◆ What you have to do ◆
An exact copy of every record is needed.

Records from a data collection
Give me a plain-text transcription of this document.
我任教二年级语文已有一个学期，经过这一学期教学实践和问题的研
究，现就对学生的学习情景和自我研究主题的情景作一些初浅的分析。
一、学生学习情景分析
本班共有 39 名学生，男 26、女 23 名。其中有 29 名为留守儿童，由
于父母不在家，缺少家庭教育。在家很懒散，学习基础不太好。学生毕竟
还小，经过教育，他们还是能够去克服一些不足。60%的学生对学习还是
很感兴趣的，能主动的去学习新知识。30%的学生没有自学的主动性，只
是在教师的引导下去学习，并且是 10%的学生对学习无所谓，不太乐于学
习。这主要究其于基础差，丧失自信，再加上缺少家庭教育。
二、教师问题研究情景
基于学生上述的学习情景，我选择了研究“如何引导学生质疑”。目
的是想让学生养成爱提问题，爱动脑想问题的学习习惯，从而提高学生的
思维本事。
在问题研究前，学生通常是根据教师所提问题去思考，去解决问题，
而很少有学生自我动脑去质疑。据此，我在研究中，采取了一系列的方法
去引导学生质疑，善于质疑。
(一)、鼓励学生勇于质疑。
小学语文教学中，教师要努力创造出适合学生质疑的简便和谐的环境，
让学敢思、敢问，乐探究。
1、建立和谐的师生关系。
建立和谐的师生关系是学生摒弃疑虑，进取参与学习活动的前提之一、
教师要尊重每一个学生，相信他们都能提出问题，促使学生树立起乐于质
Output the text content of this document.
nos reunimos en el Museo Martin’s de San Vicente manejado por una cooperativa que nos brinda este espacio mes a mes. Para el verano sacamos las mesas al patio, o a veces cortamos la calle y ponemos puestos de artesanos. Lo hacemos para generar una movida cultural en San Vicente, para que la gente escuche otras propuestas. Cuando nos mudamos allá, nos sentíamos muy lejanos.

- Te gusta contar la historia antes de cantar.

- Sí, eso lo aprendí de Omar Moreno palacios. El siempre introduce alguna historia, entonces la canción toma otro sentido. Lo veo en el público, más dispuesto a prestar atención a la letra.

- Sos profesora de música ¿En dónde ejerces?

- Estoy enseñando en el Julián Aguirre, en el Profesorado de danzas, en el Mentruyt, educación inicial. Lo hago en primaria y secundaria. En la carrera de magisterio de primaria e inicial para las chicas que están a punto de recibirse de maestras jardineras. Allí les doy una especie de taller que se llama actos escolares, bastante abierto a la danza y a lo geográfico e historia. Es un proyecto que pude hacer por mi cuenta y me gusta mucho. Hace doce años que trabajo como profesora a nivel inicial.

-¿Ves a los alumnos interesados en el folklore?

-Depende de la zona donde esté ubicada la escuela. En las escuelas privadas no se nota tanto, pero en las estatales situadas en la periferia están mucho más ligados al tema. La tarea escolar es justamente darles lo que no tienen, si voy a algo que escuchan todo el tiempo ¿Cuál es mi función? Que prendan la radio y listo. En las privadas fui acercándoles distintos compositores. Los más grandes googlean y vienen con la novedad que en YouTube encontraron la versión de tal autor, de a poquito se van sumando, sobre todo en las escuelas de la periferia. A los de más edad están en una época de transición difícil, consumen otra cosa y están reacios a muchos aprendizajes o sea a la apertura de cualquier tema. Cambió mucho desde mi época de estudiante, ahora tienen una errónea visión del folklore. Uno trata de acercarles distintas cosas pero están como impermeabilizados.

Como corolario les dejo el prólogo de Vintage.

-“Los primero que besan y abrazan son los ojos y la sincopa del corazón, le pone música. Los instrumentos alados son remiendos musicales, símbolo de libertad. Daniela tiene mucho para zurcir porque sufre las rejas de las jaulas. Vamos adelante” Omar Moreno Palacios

◆ Output below ◆
Give me a plain-text transcription of this document.
我任教二年级语文已有一个学期，经过这一学期教学实践和问题的研
究，现就对学生的学习情景和自我研究主题的情景作一些初浅的分析。
一、学生学习情景分析
本班共有 39 名学生，男 26、女 23 名。其中有 29 名为留守儿童，由
于父母不在家，缺少家庭教育。在家很懒散，学习基础不太好。学生毕竟
还小，经过教育，他们还是能够去克服一些不足。60%的学生对学习还是
很感兴趣的，能主动的去学习新知识。30%的学生没有自学的主动性，只
是在教师的引导下去学习，并且是 10%的学生对学习无所谓，不太乐于学
习。这主要究其于基础差，丧失自信，再加上缺少家庭教育。
二、教师问题研究情景
基于学生上述的学习情景，我选择了研究“如何引导学生质疑”。目
的是想让学生养成爱提问题，爱动脑想问题的学习习惯，从而提高学生的
思维本事。
在问题研究前，学生通常是根据教师所提问题去思考，去解决问题，
而很少有学生自我动脑去质疑。据此，我在研究中，采取了一系列的方法
去引导学生质疑，善于质疑。
(一)、鼓励学生勇于质疑。
小学语文教学中，教师要努力创造出适合学生质疑的简便和谐的环境，
让学敢思、敢问，乐探究。
1、建立和谐的师生关系。
建立和谐的师生关系是学生摒弃疑虑，进取参与学习活动的前提之一、
教师要尊重每一个学生，相信他们都能提出问题，促使学生树立起乐于质
Output the text content of this document.
nos reunimos en el Museo Martin’s de San Vicente manejado por una cooperativa que nos brinda este espacio mes a mes. Para el verano sacamos las mesas al patio, o a veces cortamos la calle y ponemos puestos de artesanos. Lo hacemos para generar una movida cultural en San Vicente, para que la gente escuche otras propuestas. Cuando nos mudamos allá, nos sentíamos muy lejanos.

- Te gusta contar la historia antes de cantar.

- Sí, eso lo aprendí de Omar Moreno palacios. El siempre introduce alguna historia, entonces la canción toma otro sentido. Lo veo en el público, más dispuesto a prestar atención a la letra.

- Sos profesora de música ¿En dónde ejerces?

- Estoy enseñando en el Julián Aguirre, en el Profesorado de danzas, en el Mentruyt, educación inicial. Lo hago en primaria y secundaria. En la carrera de magisterio de primaria e inicial para las chicas que están a punto de recibirse de maestras jardineras. Allí les doy una especie de taller que se llama actos escolares, bastante abierto a la danza y a lo geográfico e historia. Es un proyecto que pude hacer por mi cuenta y me gusta mucho. Hace doce años que trabajo como profesora a nivel inicial.

-¿Ves a los alumnos interesados en el folklore?

-Depende de la zona donde esté ubicada la escuela. En las escuelas privadas no se nota tanto, pero en las estatales situadas en la periferia están mucho más ligados al tema. La tarea escolar es justamente darles lo que no tienen, si voy a algo que escuchan todo el tiempo ¿Cuál es mi función? Que prendan la radio y listo. En las privadas fui acercándoles distintos compositores. Los más grandes googlean y vienen con la novedad que en YouTube encontraron la versión de tal autor, de a poquito se van sumando, sobre todo en las escuelas de la periferia. A los de más edad están en una época de transición difícil, consumen otra cosa y están reacios a muchos aprendizajes o sea a la apertura de cualquier tema. Cambió mucho desde mi época de estudiante, ahora tienen una errónea visión del folklore. Uno trata de acercarles distintas cosas pero están como impermeabilizados.

Como corolario les dejo el prólogo de Vintage.

-“Los primero que besan y abrazan son los ojos y la sincopa del corazón, le pone música. Los instrumentos alados son remiendos musicales, símbolo de libertad. Daniela tiene mucho para zurcir porque sufre las rejas de las jaulas. Vamos adelante” Omar Moreno Palacios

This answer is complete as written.